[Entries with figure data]

===

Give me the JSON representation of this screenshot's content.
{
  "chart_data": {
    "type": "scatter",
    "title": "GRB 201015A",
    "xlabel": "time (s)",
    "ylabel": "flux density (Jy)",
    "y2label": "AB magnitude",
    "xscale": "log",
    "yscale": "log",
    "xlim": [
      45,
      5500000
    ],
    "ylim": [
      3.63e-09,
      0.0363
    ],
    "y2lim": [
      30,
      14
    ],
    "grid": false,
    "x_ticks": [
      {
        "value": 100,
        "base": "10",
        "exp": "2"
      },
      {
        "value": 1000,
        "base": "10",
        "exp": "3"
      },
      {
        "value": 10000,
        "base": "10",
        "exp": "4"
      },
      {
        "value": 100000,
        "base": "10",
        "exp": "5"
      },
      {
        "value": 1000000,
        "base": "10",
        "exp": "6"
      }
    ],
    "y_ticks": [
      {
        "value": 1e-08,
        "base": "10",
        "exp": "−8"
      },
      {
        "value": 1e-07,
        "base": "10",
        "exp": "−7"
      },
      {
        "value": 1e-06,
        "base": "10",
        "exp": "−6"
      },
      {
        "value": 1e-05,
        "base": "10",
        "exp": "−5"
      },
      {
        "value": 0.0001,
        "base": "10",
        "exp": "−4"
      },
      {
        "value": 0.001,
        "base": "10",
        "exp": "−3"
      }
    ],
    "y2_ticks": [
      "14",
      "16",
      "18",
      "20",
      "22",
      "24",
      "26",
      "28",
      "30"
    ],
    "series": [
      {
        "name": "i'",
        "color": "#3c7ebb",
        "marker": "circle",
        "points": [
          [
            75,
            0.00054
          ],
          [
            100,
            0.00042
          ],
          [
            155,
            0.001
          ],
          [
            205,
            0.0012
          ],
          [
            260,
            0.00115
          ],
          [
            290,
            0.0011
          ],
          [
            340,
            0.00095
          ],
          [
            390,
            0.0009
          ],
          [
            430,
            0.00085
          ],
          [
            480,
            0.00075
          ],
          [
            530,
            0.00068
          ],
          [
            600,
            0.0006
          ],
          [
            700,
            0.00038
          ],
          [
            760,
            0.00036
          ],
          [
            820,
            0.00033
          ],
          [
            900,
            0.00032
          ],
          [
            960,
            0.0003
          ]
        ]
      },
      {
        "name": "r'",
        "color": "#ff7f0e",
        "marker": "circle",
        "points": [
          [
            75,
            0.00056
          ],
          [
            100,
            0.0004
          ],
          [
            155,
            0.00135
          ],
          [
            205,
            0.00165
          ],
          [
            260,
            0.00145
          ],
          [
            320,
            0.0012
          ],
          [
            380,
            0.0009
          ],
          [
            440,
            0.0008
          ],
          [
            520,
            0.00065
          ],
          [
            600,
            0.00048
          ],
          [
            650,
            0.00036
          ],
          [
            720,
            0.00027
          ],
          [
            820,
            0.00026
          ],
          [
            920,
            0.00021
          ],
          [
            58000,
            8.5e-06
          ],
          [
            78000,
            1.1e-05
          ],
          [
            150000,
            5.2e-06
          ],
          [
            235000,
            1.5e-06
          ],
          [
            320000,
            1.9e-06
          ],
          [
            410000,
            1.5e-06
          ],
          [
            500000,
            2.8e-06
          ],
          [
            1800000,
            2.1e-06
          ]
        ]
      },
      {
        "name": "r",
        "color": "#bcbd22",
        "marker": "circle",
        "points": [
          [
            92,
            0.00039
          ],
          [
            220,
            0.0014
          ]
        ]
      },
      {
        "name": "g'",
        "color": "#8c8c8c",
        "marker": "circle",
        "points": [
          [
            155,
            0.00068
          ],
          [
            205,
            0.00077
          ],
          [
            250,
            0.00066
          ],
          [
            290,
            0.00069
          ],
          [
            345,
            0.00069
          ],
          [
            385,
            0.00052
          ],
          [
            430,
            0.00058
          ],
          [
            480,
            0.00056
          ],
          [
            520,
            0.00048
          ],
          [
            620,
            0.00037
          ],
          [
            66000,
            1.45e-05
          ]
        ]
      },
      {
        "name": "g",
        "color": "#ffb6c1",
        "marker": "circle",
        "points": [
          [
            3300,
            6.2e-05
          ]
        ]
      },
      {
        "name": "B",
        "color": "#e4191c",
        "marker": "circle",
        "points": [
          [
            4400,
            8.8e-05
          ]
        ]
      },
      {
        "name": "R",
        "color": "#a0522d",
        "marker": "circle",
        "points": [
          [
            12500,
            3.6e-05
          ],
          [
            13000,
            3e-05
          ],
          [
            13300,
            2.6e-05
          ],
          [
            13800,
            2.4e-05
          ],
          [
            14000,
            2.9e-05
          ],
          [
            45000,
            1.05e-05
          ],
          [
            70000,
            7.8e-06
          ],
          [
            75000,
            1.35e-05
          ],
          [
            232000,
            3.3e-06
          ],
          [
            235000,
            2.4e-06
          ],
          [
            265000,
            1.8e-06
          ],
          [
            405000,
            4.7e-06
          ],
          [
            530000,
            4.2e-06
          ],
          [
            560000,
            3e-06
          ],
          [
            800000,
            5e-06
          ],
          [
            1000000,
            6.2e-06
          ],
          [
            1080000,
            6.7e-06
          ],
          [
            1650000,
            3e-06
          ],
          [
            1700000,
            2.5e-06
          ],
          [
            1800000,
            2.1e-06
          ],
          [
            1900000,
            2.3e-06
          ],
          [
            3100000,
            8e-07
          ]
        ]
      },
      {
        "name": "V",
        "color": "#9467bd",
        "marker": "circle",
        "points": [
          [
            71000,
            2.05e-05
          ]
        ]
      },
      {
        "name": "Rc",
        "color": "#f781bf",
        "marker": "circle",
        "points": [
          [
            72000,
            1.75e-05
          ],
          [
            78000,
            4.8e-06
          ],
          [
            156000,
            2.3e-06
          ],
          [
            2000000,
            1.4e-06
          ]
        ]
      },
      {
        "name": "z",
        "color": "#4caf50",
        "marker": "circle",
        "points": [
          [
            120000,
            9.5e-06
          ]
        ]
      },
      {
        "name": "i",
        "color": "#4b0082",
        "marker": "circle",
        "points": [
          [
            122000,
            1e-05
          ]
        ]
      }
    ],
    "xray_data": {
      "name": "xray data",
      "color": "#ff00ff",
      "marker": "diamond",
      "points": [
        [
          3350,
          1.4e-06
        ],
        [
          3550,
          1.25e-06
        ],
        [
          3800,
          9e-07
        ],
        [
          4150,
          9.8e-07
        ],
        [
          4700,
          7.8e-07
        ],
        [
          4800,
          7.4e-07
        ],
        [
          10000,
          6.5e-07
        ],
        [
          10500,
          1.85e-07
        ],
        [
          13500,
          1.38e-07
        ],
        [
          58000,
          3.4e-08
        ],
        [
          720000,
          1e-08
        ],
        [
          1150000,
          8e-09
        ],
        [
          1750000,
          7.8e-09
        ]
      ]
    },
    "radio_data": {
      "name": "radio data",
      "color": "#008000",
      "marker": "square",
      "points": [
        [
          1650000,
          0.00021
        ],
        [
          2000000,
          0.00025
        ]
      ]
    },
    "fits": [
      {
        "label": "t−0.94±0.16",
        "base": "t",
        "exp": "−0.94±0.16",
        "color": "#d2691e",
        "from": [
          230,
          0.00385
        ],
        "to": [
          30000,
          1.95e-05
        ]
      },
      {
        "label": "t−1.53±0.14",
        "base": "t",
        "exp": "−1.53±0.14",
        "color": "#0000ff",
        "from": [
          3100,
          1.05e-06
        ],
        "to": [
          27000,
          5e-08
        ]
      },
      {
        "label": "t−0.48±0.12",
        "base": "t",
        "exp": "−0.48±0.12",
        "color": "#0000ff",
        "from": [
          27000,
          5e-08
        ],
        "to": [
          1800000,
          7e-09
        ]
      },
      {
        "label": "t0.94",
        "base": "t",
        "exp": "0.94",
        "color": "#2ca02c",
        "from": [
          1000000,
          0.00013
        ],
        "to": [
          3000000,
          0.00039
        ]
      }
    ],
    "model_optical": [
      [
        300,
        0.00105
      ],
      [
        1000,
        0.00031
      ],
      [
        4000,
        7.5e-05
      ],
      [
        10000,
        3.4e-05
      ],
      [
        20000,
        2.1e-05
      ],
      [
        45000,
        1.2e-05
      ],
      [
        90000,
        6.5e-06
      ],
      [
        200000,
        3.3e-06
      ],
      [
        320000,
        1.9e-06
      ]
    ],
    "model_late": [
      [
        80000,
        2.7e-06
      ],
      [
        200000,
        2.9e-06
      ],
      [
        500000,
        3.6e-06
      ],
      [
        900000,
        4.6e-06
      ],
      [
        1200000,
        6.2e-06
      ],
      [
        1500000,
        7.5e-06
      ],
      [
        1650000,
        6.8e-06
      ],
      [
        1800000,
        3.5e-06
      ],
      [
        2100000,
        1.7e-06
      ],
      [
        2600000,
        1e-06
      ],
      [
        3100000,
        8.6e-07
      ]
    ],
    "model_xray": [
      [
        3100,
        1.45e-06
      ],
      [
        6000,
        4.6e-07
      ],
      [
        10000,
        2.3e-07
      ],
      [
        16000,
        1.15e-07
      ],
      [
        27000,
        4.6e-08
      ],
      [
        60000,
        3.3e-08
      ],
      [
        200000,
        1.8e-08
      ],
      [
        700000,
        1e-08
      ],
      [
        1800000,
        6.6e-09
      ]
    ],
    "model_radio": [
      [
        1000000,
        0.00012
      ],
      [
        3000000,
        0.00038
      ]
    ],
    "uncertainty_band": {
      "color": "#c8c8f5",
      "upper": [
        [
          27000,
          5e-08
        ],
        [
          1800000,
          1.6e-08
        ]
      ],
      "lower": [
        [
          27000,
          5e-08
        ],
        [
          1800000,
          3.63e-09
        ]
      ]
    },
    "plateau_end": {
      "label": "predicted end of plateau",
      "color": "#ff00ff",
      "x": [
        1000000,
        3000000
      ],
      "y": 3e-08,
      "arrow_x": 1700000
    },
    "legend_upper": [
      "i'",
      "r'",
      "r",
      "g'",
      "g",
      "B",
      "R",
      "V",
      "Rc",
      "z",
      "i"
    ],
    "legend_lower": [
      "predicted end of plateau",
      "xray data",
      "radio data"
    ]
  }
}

===

* **What is expected**:
Only lines with the word "value" are wanted, so copy each one from the records.

* **Response**:
        "value": 100,
        "value": 1000,
        "value": 10000,
        "value": 100000,
        "value": 1000000,
        "value": 1e-08,
        "value": 1e-07,
        "value": 1e-06,
        "value": 1e-05,
        "value": 0.0001,
        "value": 0.001,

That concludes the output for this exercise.